TASK OBJECTIVE => Wherever the word "Code" turns up in a line of the entries, copy that line.

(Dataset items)
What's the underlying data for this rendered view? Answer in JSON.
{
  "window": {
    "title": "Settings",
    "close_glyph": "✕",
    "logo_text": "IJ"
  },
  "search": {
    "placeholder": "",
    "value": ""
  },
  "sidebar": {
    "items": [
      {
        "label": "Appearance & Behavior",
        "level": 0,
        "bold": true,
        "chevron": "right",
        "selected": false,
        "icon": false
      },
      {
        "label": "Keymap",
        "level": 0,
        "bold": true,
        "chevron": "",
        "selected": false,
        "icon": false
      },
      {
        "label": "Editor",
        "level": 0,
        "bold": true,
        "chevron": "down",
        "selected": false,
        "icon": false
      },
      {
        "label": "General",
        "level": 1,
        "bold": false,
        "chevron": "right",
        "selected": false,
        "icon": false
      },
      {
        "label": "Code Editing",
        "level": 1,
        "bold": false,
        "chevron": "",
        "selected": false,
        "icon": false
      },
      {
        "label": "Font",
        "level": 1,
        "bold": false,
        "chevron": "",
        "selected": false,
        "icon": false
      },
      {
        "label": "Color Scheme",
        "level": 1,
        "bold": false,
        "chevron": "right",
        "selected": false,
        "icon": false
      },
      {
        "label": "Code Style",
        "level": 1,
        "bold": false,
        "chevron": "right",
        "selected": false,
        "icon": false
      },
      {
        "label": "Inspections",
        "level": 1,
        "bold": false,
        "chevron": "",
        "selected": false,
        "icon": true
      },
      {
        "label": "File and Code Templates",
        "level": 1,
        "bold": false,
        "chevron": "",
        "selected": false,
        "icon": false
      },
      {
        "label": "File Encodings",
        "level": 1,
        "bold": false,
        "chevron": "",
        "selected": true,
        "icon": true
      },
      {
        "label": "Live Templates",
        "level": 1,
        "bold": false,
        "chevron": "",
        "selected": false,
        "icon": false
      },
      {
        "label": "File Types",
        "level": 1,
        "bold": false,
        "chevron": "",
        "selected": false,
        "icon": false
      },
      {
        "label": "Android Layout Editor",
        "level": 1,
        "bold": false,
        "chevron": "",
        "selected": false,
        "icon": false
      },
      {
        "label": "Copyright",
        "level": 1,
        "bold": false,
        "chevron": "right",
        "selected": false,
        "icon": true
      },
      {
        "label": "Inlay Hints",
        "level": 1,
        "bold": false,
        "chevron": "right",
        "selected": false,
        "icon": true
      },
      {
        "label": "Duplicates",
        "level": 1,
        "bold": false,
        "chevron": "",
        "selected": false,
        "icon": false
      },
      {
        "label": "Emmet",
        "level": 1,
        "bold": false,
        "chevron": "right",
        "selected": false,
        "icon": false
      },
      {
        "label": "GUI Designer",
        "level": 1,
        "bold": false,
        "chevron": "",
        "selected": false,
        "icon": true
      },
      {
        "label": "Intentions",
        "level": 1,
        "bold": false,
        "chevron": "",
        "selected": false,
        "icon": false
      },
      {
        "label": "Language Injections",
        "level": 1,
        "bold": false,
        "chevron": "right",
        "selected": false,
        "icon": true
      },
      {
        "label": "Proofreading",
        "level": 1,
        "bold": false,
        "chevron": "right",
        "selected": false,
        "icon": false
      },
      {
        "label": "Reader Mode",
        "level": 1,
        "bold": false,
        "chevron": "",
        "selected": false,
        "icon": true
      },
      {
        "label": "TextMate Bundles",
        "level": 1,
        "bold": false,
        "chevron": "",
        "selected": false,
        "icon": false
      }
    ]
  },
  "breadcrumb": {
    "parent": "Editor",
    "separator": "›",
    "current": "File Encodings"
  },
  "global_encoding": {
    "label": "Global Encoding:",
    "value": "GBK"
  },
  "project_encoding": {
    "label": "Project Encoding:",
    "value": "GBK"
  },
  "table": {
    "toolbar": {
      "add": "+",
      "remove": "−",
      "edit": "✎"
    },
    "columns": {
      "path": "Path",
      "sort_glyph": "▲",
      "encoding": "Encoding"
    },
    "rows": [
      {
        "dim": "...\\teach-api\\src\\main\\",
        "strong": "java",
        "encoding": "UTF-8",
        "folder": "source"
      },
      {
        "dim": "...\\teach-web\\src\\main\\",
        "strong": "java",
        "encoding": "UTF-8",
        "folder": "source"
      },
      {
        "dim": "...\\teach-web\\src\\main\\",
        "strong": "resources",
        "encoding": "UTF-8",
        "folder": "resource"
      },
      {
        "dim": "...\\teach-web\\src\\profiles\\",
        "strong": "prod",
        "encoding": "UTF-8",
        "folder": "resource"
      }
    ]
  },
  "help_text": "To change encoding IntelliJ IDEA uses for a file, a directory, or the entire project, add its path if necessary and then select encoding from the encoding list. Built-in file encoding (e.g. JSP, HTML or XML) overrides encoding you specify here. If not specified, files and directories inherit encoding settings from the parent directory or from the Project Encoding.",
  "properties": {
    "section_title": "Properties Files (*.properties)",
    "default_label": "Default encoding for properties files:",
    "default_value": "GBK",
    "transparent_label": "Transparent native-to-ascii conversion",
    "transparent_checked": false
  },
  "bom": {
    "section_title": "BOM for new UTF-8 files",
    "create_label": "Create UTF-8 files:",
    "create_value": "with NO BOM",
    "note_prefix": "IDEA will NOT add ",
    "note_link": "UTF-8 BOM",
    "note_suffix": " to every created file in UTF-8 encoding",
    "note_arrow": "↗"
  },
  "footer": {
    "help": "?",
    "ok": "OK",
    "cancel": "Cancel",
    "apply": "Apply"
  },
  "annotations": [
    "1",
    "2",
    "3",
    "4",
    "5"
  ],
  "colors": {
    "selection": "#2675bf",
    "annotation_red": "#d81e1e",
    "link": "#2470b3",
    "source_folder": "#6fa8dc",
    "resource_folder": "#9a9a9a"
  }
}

EXERCISE RESPONSE =>
        "label": "Code Editing",
        "label": "Code Style",
        "label": "File and Code Templates",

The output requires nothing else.